» **Dataset excerpts**
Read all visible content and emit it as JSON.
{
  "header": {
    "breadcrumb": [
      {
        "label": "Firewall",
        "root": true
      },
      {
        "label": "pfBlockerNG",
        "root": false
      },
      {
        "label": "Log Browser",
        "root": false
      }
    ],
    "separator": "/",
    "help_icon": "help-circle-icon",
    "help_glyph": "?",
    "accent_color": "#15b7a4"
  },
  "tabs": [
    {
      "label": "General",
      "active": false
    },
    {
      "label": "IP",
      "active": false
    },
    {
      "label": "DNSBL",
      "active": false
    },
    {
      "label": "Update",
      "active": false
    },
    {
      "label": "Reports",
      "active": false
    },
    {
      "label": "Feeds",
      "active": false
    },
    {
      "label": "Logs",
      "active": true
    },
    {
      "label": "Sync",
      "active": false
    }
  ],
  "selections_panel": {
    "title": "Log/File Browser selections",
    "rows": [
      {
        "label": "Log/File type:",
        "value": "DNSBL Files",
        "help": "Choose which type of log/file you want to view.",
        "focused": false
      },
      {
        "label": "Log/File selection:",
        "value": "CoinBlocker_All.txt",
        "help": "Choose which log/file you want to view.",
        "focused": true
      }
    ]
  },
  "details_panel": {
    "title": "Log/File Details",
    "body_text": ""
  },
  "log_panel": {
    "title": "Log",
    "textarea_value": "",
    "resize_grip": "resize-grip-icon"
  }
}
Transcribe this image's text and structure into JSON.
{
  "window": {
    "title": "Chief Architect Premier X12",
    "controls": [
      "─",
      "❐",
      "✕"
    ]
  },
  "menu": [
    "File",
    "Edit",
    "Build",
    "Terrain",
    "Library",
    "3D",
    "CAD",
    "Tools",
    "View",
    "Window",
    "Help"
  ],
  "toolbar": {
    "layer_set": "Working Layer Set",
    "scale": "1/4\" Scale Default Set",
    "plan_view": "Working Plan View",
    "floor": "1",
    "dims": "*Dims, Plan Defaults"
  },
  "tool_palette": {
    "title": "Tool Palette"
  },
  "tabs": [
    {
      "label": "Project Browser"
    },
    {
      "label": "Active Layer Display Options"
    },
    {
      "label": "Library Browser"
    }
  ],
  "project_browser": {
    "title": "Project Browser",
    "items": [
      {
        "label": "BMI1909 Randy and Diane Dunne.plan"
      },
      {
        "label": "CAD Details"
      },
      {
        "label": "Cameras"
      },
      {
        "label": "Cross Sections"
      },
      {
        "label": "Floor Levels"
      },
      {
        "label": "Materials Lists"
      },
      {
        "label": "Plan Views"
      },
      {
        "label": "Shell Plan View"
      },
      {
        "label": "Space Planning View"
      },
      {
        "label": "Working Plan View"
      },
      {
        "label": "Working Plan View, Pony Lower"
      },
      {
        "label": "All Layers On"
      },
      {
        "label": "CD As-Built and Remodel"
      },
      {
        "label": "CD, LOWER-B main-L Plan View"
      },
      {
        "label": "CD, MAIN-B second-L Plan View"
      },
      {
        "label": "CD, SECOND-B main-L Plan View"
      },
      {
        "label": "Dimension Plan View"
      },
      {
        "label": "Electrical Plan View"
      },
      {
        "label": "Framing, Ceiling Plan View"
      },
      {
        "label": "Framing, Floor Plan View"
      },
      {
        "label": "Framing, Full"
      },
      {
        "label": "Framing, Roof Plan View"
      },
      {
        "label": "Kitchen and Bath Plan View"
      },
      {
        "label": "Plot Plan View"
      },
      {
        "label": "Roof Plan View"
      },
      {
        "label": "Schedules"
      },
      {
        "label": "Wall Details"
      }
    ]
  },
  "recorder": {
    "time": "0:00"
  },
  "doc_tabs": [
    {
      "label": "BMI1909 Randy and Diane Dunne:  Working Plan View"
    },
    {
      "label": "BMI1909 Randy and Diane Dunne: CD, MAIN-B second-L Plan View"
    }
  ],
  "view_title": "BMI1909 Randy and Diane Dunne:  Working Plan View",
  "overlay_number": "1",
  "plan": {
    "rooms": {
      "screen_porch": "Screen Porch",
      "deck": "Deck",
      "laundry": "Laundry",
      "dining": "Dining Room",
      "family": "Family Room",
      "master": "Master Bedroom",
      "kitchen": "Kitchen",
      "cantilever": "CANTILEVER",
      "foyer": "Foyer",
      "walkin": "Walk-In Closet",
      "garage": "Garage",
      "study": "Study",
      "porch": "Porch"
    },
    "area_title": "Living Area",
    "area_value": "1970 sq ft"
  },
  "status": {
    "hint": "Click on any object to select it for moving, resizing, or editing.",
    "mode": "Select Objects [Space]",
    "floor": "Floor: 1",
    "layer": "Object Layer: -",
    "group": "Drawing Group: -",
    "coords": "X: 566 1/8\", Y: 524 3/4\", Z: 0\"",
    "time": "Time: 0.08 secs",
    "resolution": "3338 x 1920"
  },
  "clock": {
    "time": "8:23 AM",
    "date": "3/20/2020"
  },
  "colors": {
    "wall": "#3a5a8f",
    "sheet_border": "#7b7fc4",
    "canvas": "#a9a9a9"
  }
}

» **Short exercise**
Search the entries for the word "time" and gather every line where it appears.

» **Written solution**
    "time": "0:00"
    "time": "Time: 0.08 secs",
    "time": "8:23 AM",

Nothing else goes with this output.